Line filter on the word "Amino": copy each matching line from the entries.

= Beginning of Section =

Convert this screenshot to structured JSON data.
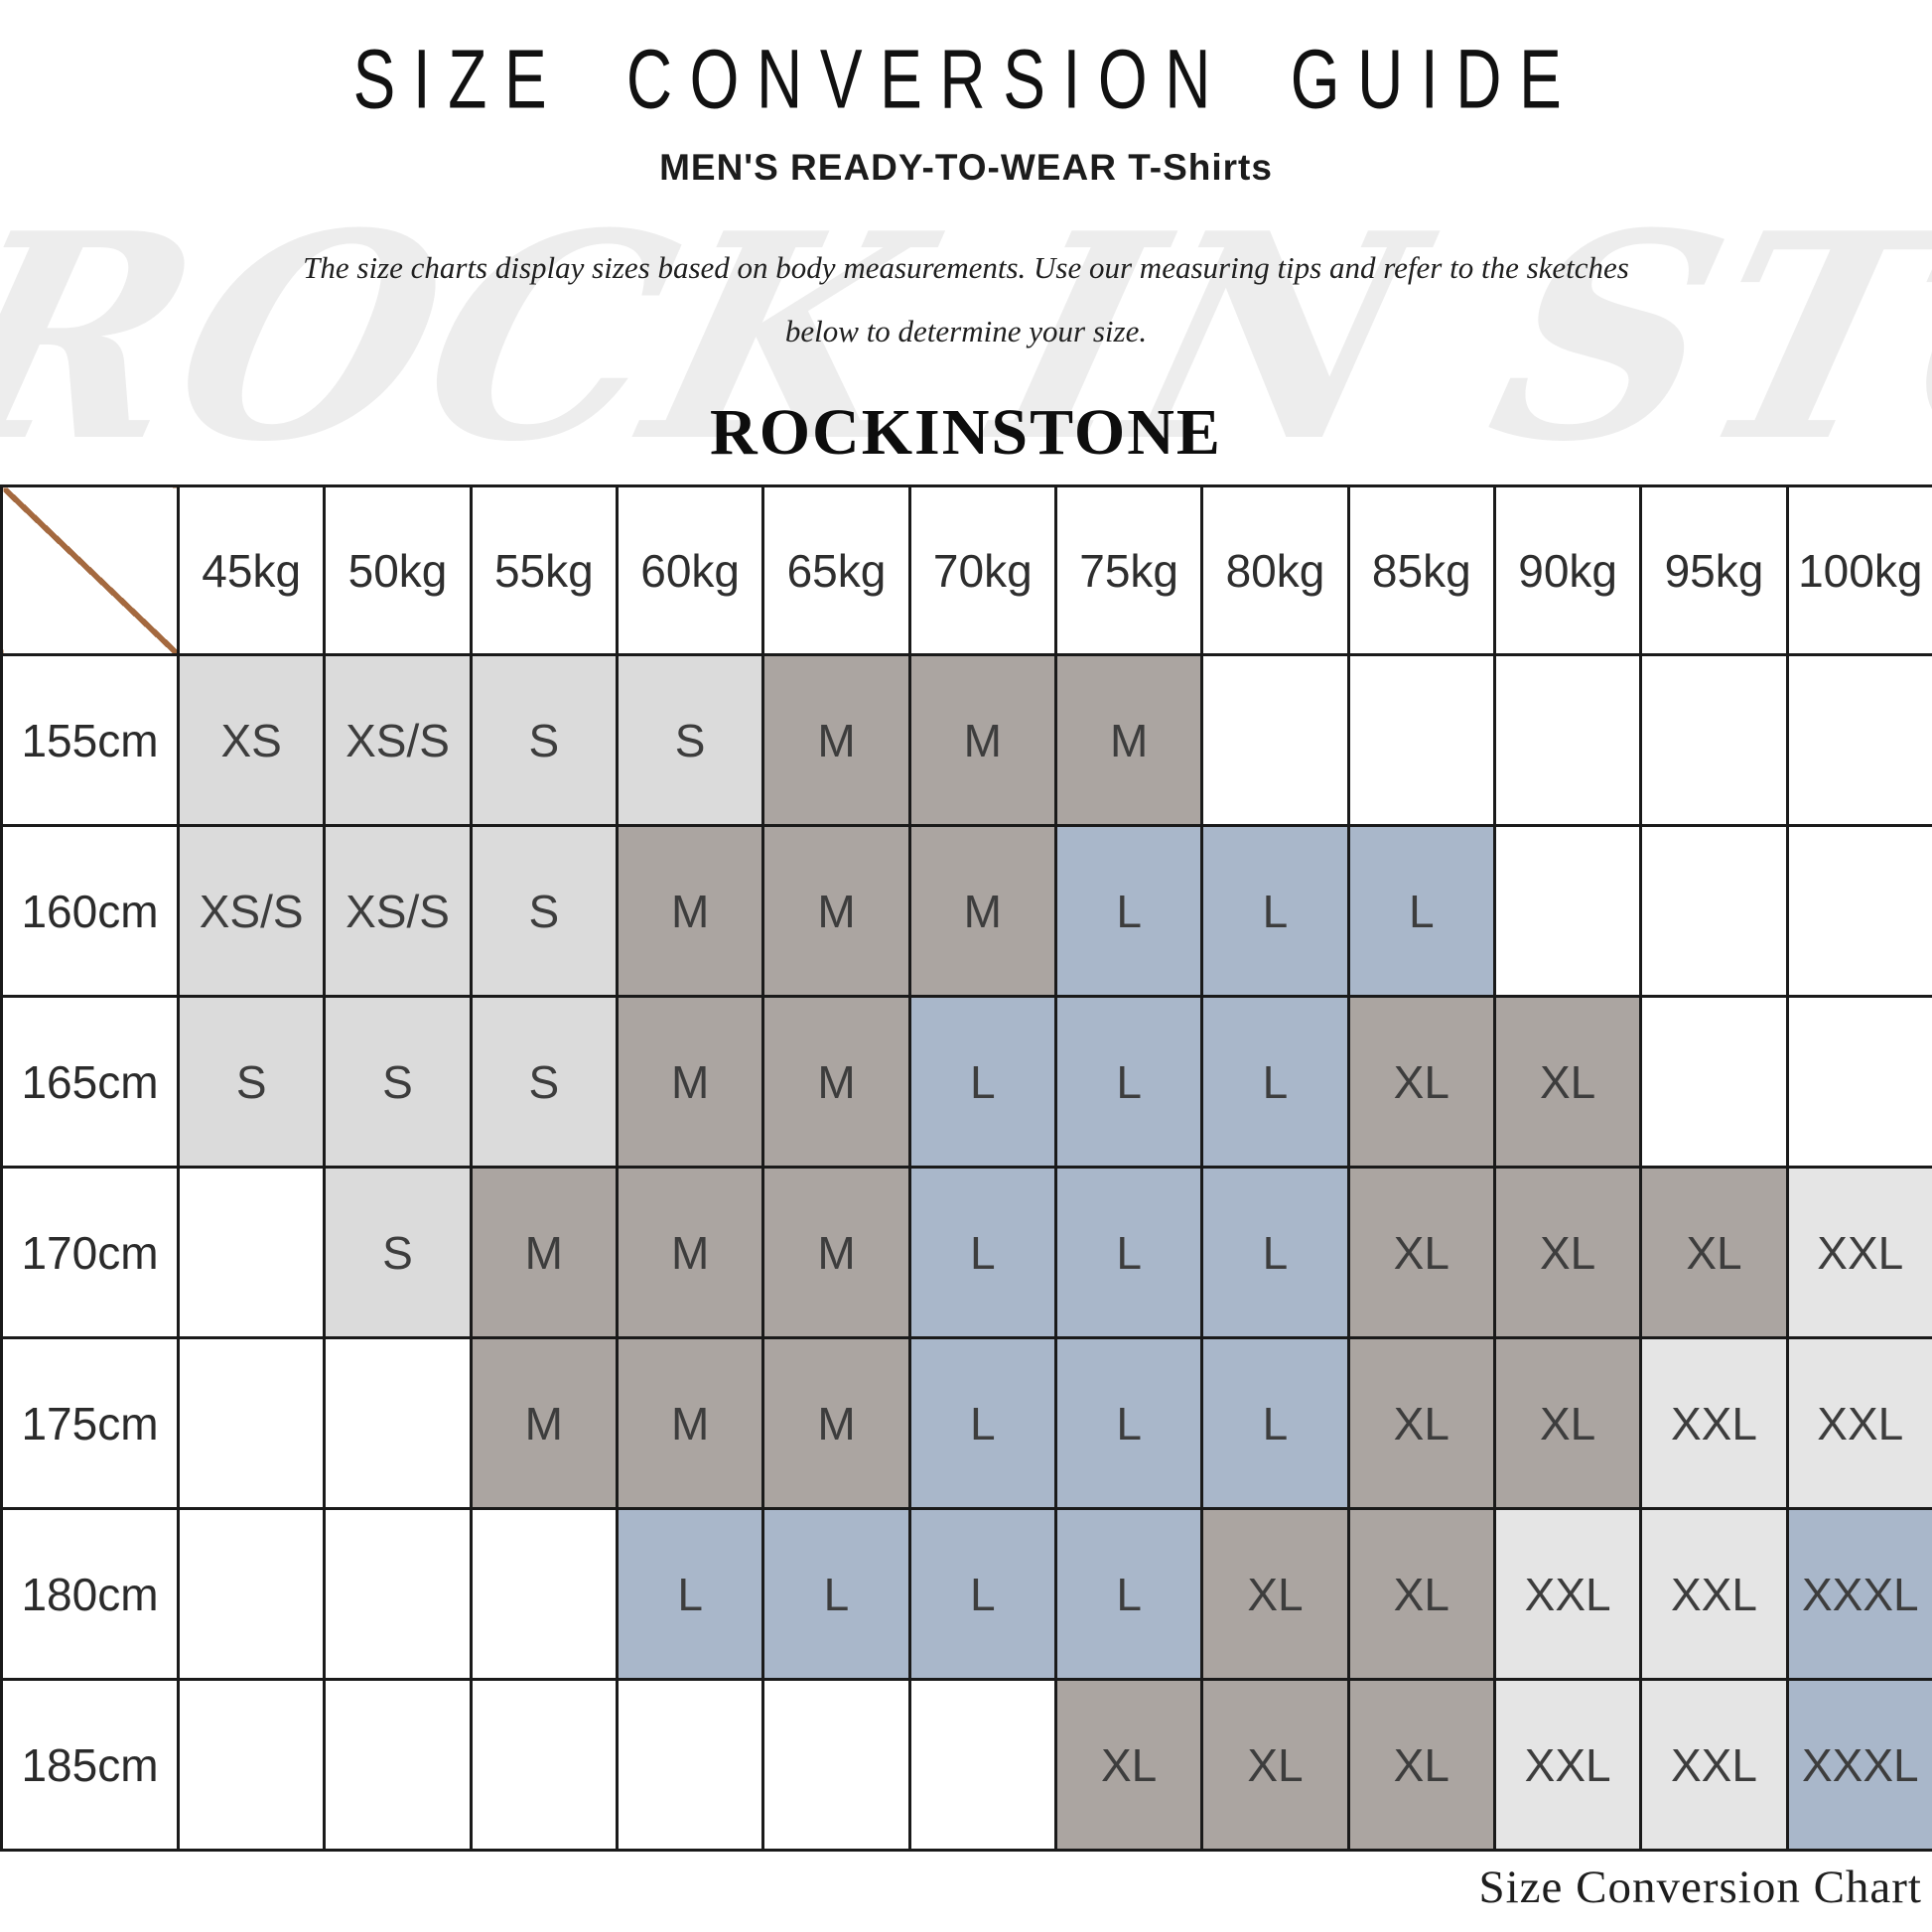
{
  "header": {
    "title": "SIZE CONVERSION GUIDE",
    "subtitle": "MEN'S READY-TO-WEAR T-Shirts",
    "description_lines": [
      "The size charts display sizes based on body measurements.  Use our measuring tips and refer to the sketches",
      "below to determine your size."
    ],
    "brand": "ROCKINSTONE",
    "watermark": "ROCK IN STONE"
  },
  "footer": {
    "caption": "Size Conversion Chart"
  },
  "colors": {
    "grid_border": "#1a1a1a",
    "diagonal_line": "#a4693f",
    "palette": {
      "lg": "#dbdbdb",
      "dk": "#aba5a1",
      "bl": "#a9b7ca",
      "xl": "#e5e5e5",
      "": "#ffffff"
    },
    "palette_legend": {
      "lg": "light gray (XS / XS-S / S cells)",
      "dk": "warm gray (M and XL cells)",
      "bl": "blue gray (L and XXXL cells)",
      "xl": "pale gray (XXL cells)",
      "": "white (empty cells)"
    }
  },
  "chart_data": {
    "type": "table",
    "title": "SIZE CONVERSION GUIDE",
    "columns": [
      "45kg",
      "50kg",
      "55kg",
      "60kg",
      "65kg",
      "70kg",
      "75kg",
      "80kg",
      "85kg",
      "90kg",
      "95kg",
      "100kg"
    ],
    "row_labels": [
      "155cm",
      "160cm",
      "165cm",
      "170cm",
      "175cm",
      "180cm",
      "185cm"
    ],
    "rows": [
      {
        "label": "155cm",
        "cells": [
          {
            "t": "XS",
            "c": "lg"
          },
          {
            "t": "XS/S",
            "c": "lg"
          },
          {
            "t": "S",
            "c": "lg"
          },
          {
            "t": "S",
            "c": "lg"
          },
          {
            "t": "M",
            "c": "dk"
          },
          {
            "t": "M",
            "c": "dk"
          },
          {
            "t": "M",
            "c": "dk"
          },
          {
            "t": "",
            "c": ""
          },
          {
            "t": "",
            "c": ""
          },
          {
            "t": "",
            "c": ""
          },
          {
            "t": "",
            "c": ""
          },
          {
            "t": "",
            "c": ""
          }
        ]
      },
      {
        "label": "160cm",
        "cells": [
          {
            "t": "XS/S",
            "c": "lg"
          },
          {
            "t": "XS/S",
            "c": "lg"
          },
          {
            "t": "S",
            "c": "lg"
          },
          {
            "t": "M",
            "c": "dk"
          },
          {
            "t": "M",
            "c": "dk"
          },
          {
            "t": "M",
            "c": "dk"
          },
          {
            "t": "L",
            "c": "bl"
          },
          {
            "t": "L",
            "c": "bl"
          },
          {
            "t": "L",
            "c": "bl"
          },
          {
            "t": "",
            "c": ""
          },
          {
            "t": "",
            "c": ""
          },
          {
            "t": "",
            "c": ""
          }
        ]
      },
      {
        "label": "165cm",
        "cells": [
          {
            "t": "S",
            "c": "lg"
          },
          {
            "t": "S",
            "c": "lg"
          },
          {
            "t": "S",
            "c": "lg"
          },
          {
            "t": "M",
            "c": "dk"
          },
          {
            "t": "M",
            "c": "dk"
          },
          {
            "t": "L",
            "c": "bl"
          },
          {
            "t": "L",
            "c": "bl"
          },
          {
            "t": "L",
            "c": "bl"
          },
          {
            "t": "XL",
            "c": "dk"
          },
          {
            "t": "XL",
            "c": "dk"
          },
          {
            "t": "",
            "c": ""
          },
          {
            "t": "",
            "c": ""
          }
        ]
      },
      {
        "label": "170cm",
        "cells": [
          {
            "t": "",
            "c": ""
          },
          {
            "t": "S",
            "c": "lg"
          },
          {
            "t": "M",
            "c": "dk"
          },
          {
            "t": "M",
            "c": "dk"
          },
          {
            "t": "M",
            "c": "dk"
          },
          {
            "t": "L",
            "c": "bl"
          },
          {
            "t": "L",
            "c": "bl"
          },
          {
            "t": "L",
            "c": "bl"
          },
          {
            "t": "XL",
            "c": "dk"
          },
          {
            "t": "XL",
            "c": "dk"
          },
          {
            "t": "XL",
            "c": "dk"
          },
          {
            "t": "XXL",
            "c": "xl"
          }
        ]
      },
      {
        "label": "175cm",
        "cells": [
          {
            "t": "",
            "c": ""
          },
          {
            "t": "",
            "c": ""
          },
          {
            "t": "M",
            "c": "dk"
          },
          {
            "t": "M",
            "c": "dk"
          },
          {
            "t": "M",
            "c": "dk"
          },
          {
            "t": "L",
            "c": "bl"
          },
          {
            "t": "L",
            "c": "bl"
          },
          {
            "t": "L",
            "c": "bl"
          },
          {
            "t": "XL",
            "c": "dk"
          },
          {
            "t": "XL",
            "c": "dk"
          },
          {
            "t": "XXL",
            "c": "xl"
          },
          {
            "t": "XXL",
            "c": "xl"
          }
        ]
      },
      {
        "label": "180cm",
        "cells": [
          {
            "t": "",
            "c": ""
          },
          {
            "t": "",
            "c": ""
          },
          {
            "t": "",
            "c": ""
          },
          {
            "t": "L",
            "c": "bl"
          },
          {
            "t": "L",
            "c": "bl"
          },
          {
            "t": "L",
            "c": "bl"
          },
          {
            "t": "L",
            "c": "bl"
          },
          {
            "t": "XL",
            "c": "dk"
          },
          {
            "t": "XL",
            "c": "dk"
          },
          {
            "t": "XXL",
            "c": "xl"
          },
          {
            "t": "XXL",
            "c": "xl"
          },
          {
            "t": "XXXL",
            "c": "bl"
          }
        ]
      },
      {
        "label": "185cm",
        "cells": [
          {
            "t": "",
            "c": ""
          },
          {
            "t": "",
            "c": ""
          },
          {
            "t": "",
            "c": ""
          },
          {
            "t": "",
            "c": ""
          },
          {
            "t": "",
            "c": ""
          },
          {
            "t": "",
            "c": ""
          },
          {
            "t": "XL",
            "c": "dk"
          },
          {
            "t": "XL",
            "c": "dk"
          },
          {
            "t": "XL",
            "c": "dk"
          },
          {
            "t": "XXL",
            "c": "xl"
          },
          {
            "t": "XXL",
            "c": "xl"
          },
          {
            "t": "XXXL",
            "c": "bl"
          }
        ]
      }
    ]
  }
}
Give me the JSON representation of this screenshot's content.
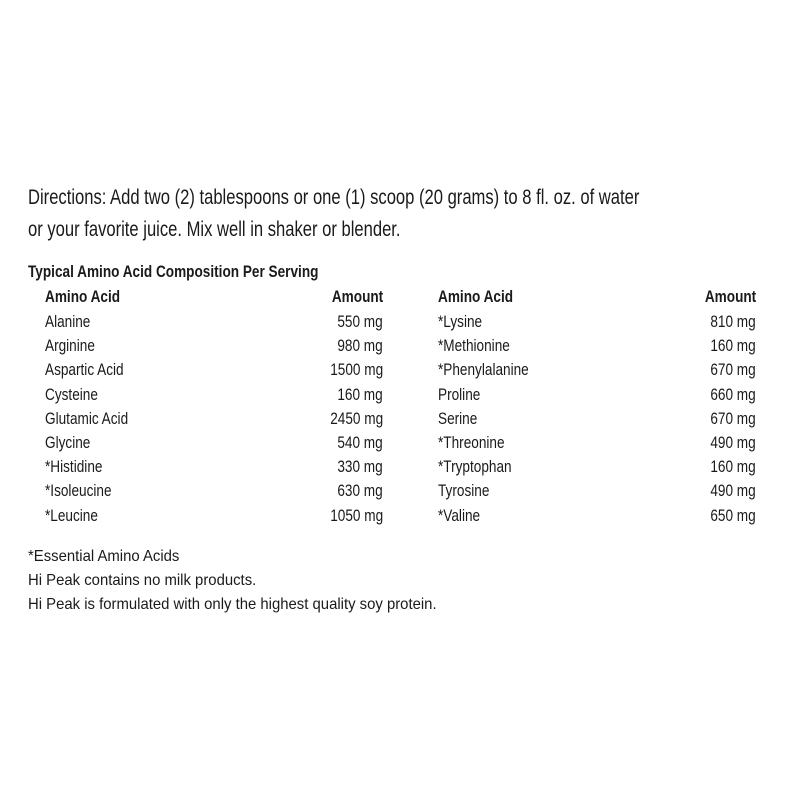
{
  "directions": {
    "line1": "Directions:  Add two (2) tablespoons or one (1) scoop (20 grams) to 8 fl. oz. of water",
    "line2": "or your favorite juice.  Mix well in shaker or blender."
  },
  "table": {
    "title": "Typical Amino Acid Composition Per Serving",
    "headers": {
      "name": "Amino Acid",
      "amount": "Amount"
    },
    "left": [
      {
        "name": "Alanine",
        "amount": "550 mg"
      },
      {
        "name": "Arginine",
        "amount": "980 mg"
      },
      {
        "name": "Aspartic Acid",
        "amount": "1500 mg"
      },
      {
        "name": "Cysteine",
        "amount": "160 mg"
      },
      {
        "name": "Glutamic Acid",
        "amount": "2450 mg"
      },
      {
        "name": "Glycine",
        "amount": "540 mg"
      },
      {
        "name": "*Histidine",
        "amount": "330 mg"
      },
      {
        "name": "*Isoleucine",
        "amount": "630 mg"
      },
      {
        "name": "*Leucine",
        "amount": "1050 mg"
      }
    ],
    "right": [
      {
        "name": "*Lysine",
        "amount": "810 mg"
      },
      {
        "name": "*Methionine",
        "amount": "160 mg"
      },
      {
        "name": "*Phenylalanine",
        "amount": "670 mg"
      },
      {
        "name": "Proline",
        "amount": "660 mg"
      },
      {
        "name": "Serine",
        "amount": "670 mg"
      },
      {
        "name": "*Threonine",
        "amount": "490 mg"
      },
      {
        "name": "*Tryptophan",
        "amount": "160 mg"
      },
      {
        "name": "Tyrosine",
        "amount": "490 mg"
      },
      {
        "name": "*Valine",
        "amount": "650 mg"
      }
    ]
  },
  "notes": [
    "*Essential Amino Acids",
    "Hi Peak contains no milk products.",
    "Hi Peak is formulated with only the highest quality soy protein."
  ]
}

= End of Section =

Result for this task:
    "title": "Typical Amino Acid Composition Per Serving",
      "name": "Amino Acid",
    "*Essential Amino Acids",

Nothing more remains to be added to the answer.